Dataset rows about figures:
──────────

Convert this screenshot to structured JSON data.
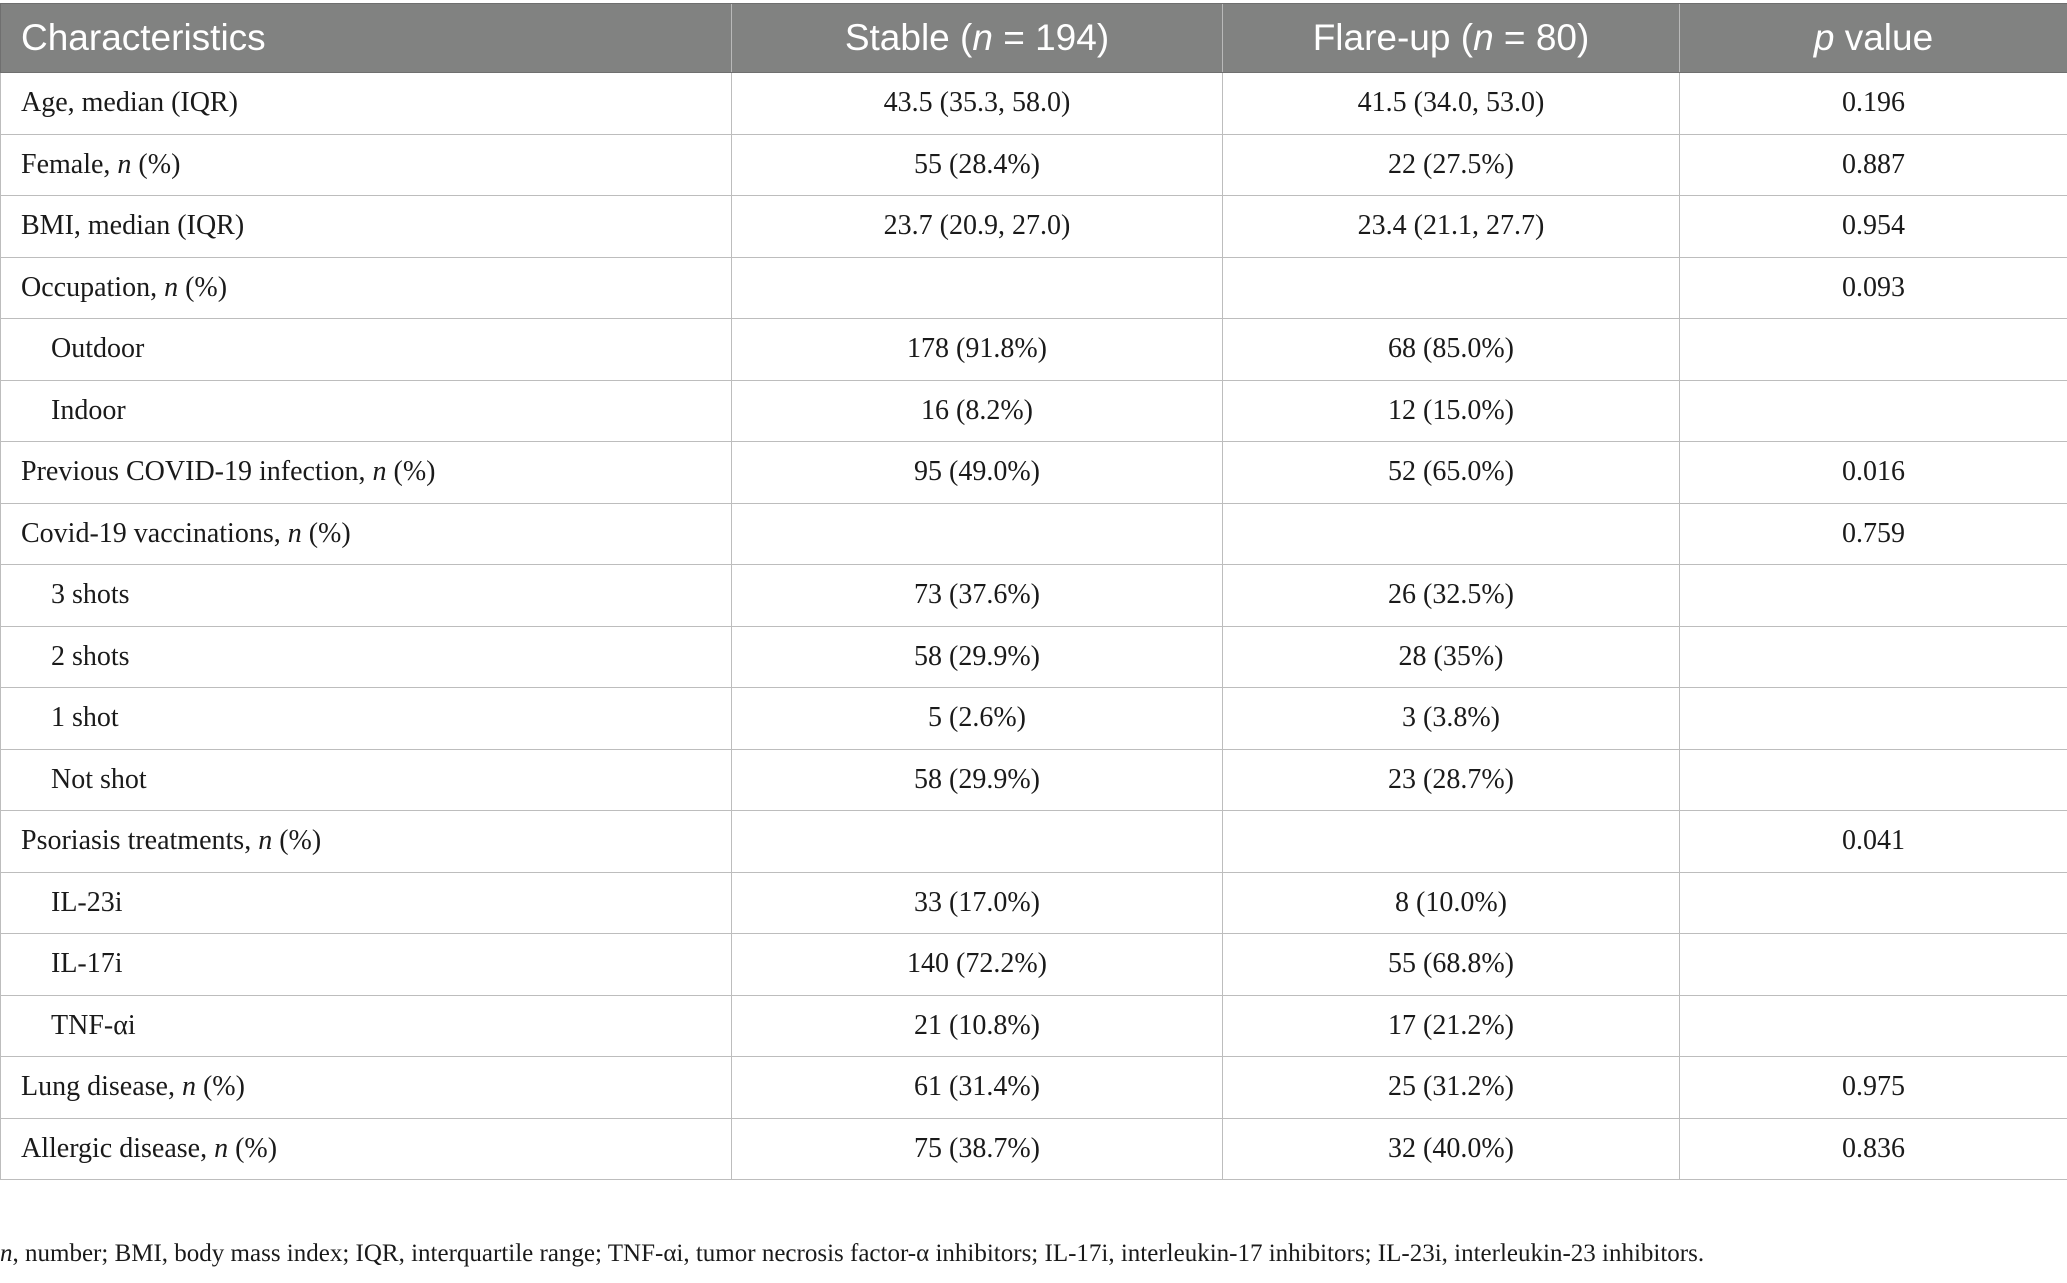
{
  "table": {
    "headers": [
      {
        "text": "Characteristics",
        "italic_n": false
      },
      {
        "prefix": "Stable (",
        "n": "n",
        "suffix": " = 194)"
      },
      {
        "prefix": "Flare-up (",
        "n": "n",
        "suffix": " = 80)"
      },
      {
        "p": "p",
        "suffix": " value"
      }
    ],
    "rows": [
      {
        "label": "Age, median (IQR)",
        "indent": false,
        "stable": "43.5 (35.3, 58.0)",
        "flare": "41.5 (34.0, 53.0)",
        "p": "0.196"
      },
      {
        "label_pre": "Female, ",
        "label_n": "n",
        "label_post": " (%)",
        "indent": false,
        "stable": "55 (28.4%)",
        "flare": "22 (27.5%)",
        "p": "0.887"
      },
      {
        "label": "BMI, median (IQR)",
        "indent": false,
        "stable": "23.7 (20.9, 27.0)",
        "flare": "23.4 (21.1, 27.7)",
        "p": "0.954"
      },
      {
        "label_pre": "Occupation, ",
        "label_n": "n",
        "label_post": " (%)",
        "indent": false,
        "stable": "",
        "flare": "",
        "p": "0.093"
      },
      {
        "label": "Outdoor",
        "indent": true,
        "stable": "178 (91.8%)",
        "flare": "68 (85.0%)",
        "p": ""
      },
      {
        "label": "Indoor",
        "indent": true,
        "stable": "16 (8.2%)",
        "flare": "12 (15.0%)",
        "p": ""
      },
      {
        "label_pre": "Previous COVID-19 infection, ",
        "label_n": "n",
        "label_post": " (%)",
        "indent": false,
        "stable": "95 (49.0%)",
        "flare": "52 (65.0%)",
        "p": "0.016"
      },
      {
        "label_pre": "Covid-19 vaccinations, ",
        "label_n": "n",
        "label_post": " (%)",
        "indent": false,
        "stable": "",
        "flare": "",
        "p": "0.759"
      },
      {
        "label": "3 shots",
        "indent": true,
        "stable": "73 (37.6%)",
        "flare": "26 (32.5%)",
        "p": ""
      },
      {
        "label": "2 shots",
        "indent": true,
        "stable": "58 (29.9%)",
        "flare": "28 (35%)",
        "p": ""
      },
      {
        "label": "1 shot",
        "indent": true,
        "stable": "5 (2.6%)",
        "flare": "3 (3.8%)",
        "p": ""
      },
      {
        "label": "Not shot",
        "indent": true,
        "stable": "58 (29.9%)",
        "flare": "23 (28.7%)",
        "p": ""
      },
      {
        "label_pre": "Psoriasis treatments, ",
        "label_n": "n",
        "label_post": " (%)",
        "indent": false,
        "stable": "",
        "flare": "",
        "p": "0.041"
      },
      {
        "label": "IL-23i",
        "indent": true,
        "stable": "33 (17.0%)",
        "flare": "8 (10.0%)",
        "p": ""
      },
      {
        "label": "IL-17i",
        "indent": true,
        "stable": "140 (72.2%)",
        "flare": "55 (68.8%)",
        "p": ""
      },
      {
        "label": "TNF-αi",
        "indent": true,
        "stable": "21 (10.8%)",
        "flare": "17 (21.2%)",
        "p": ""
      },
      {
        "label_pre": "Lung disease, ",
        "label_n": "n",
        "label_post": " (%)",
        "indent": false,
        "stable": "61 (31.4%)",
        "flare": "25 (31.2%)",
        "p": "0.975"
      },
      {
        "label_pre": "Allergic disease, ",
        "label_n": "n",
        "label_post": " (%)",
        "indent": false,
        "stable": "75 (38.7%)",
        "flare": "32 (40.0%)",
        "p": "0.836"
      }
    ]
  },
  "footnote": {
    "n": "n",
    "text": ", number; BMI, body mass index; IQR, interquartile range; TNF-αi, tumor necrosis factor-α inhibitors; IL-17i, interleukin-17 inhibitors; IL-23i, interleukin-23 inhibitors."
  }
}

──────────

*ACTIVITY:* Exactly as written, give every entry again, but not the pictures.

*SOLUTION TO THE PROBLEM:*
Convert this screenshot to structured JSON data.
{
  "table": {
    "headers": [
      {
        "text": "Characteristics",
        "italic_n": false
      },
      {
        "prefix": "Stable (",
        "n": "n",
        "suffix": " = 194)"
      },
      {
        "prefix": "Flare-up (",
        "n": "n",
        "suffix": " = 80)"
      },
      {
        "p": "p",
        "suffix": " value"
      }
    ],
    "rows": [
      {
        "label": "Age, median (IQR)",
        "indent": false,
        "stable": "43.5 (35.3, 58.0)",
        "flare": "41.5 (34.0, 53.0)",
        "p": "0.196"
      },
      {
        "label_pre": "Female, ",
        "label_n": "n",
        "label_post": " (%)",
        "indent": false,
        "stable": "55 (28.4%)",
        "flare": "22 (27.5%)",
        "p": "0.887"
      },
      {
        "label": "BMI, median (IQR)",
        "indent": false,
        "stable": "23.7 (20.9, 27.0)",
        "flare": "23.4 (21.1, 27.7)",
        "p": "0.954"
      },
      {
        "label_pre": "Occupation, ",
        "label_n": "n",
        "label_post": " (%)",
        "indent": false,
        "stable": "",
        "flare": "",
        "p": "0.093"
      },
      {
        "label": "Outdoor",
        "indent": true,
        "stable": "178 (91.8%)",
        "flare": "68 (85.0%)",
        "p": ""
      },
      {
        "label": "Indoor",
        "indent": true,
        "stable": "16 (8.2%)",
        "flare": "12 (15.0%)",
        "p": ""
      },
      {
        "label_pre": "Previous COVID-19 infection, ",
        "label_n": "n",
        "label_post": " (%)",
        "indent": false,
        "stable": "95 (49.0%)",
        "flare": "52 (65.0%)",
        "p": "0.016"
      },
      {
        "label_pre": "Covid-19 vaccinations, ",
        "label_n": "n",
        "label_post": " (%)",
        "indent": false,
        "stable": "",
        "flare": "",
        "p": "0.759"
      },
      {
        "label": "3 shots",
        "indent": true,
        "stable": "73 (37.6%)",
        "flare": "26 (32.5%)",
        "p": ""
      },
      {
        "label": "2 shots",
        "indent": true,
        "stable": "58 (29.9%)",
        "flare": "28 (35%)",
        "p": ""
      },
      {
        "label": "1 shot",
        "indent": true,
        "stable": "5 (2.6%)",
        "flare": "3 (3.8%)",
        "p": ""
      },
      {
        "label": "Not shot",
        "indent": true,
        "stable": "58 (29.9%)",
        "flare": "23 (28.7%)",
        "p": ""
      },
      {
        "label_pre": "Psoriasis treatments, ",
        "label_n": "n",
        "label_post": " (%)",
        "indent": false,
        "stable": "",
        "flare": "",
        "p": "0.041"
      },
      {
        "label": "IL-23i",
        "indent": true,
        "stable": "33 (17.0%)",
        "flare": "8 (10.0%)",
        "p": ""
      },
      {
        "label": "IL-17i",
        "indent": true,
        "stable": "140 (72.2%)",
        "flare": "55 (68.8%)",
        "p": ""
      },
      {
        "label": "TNF-αi",
        "indent": true,
        "stable": "21 (10.8%)",
        "flare": "17 (21.2%)",
        "p": ""
      },
      {
        "label_pre": "Lung disease, ",
        "label_n": "n",
        "label_post": " (%)",
        "indent": false,
        "stable": "61 (31.4%)",
        "flare": "25 (31.2%)",
        "p": "0.975"
      },
      {
        "label_pre": "Allergic disease, ",
        "label_n": "n",
        "label_post": " (%)",
        "indent": false,
        "stable": "75 (38.7%)",
        "flare": "32 (40.0%)",
        "p": "0.836"
      }
    ]
  },
  "footnote": {
    "n": "n",
    "text": ", number; BMI, body mass index; IQR, interquartile range; TNF-αi, tumor necrosis factor-α inhibitors; IL-17i, interleukin-17 inhibitors; IL-23i, interleukin-23 inhibitors."
  }
}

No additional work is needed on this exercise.